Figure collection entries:
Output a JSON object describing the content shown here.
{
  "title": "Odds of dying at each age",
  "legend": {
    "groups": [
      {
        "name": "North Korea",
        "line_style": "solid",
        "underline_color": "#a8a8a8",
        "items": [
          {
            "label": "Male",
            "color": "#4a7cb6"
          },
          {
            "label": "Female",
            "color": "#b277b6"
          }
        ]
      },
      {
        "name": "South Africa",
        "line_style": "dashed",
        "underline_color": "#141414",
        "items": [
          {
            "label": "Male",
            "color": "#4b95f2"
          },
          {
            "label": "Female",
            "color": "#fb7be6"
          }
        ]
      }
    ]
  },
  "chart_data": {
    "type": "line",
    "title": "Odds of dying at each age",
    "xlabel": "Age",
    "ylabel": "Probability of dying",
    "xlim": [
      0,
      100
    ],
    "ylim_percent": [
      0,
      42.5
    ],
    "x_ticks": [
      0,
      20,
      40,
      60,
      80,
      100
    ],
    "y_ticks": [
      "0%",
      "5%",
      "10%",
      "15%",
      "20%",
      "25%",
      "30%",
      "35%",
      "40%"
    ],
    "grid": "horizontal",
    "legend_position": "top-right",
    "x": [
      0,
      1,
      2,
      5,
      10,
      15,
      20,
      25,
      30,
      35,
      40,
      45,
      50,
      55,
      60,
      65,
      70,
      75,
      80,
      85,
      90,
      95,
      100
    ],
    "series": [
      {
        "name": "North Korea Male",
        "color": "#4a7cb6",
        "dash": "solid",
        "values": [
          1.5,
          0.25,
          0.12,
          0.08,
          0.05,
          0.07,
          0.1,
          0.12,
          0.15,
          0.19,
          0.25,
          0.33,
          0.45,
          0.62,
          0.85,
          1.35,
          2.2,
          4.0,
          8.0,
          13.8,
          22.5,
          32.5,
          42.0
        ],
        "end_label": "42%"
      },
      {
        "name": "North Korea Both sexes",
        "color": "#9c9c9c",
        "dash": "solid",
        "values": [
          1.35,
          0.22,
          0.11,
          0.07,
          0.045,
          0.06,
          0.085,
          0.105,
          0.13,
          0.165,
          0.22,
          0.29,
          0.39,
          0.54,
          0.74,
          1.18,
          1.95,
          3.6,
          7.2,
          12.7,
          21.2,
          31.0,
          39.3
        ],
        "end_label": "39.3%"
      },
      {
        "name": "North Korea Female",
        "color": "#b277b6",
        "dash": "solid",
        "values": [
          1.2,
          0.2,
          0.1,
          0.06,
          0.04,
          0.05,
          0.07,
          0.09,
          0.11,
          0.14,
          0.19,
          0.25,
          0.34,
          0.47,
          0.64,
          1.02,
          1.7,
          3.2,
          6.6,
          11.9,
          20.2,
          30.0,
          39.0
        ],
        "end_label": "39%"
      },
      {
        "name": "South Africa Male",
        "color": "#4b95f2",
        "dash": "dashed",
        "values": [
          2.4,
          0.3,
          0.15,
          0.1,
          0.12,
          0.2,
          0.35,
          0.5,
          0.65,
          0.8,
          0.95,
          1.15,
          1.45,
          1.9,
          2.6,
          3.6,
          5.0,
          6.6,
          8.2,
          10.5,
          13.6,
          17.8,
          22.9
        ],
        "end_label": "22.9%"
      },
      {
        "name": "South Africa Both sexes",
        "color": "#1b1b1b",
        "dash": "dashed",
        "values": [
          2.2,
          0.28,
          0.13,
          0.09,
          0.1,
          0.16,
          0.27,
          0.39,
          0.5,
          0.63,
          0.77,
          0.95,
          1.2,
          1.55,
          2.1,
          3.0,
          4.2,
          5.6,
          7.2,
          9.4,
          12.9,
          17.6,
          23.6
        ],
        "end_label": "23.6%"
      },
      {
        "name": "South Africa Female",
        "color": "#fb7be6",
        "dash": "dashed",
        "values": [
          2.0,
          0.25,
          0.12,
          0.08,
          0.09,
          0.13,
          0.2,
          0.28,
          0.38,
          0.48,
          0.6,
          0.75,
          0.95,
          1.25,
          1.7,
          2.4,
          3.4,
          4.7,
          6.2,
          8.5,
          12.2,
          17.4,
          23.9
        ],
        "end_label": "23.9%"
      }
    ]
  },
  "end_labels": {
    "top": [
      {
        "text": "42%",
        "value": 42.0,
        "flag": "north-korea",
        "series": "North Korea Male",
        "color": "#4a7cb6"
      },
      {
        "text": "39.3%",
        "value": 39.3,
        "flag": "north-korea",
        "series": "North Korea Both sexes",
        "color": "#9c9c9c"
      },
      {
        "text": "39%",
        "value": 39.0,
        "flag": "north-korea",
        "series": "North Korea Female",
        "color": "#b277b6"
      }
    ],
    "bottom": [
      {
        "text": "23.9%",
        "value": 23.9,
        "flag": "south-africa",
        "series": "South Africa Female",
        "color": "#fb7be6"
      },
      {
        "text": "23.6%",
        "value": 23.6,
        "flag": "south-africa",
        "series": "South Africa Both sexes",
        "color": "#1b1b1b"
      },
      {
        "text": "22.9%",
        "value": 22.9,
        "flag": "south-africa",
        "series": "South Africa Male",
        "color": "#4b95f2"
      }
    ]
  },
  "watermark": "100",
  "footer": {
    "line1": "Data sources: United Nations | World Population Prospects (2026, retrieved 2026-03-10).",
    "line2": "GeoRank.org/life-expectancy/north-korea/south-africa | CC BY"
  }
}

WHAT THIS TASK INVOLVES =
Pick out, from the lines above, every one that contains the string "dying".

TASK RESPONSE =
  "title": "Odds of dying at each age",
    "title": "Odds of dying at each age",
    "ylabel": "Probability of dying",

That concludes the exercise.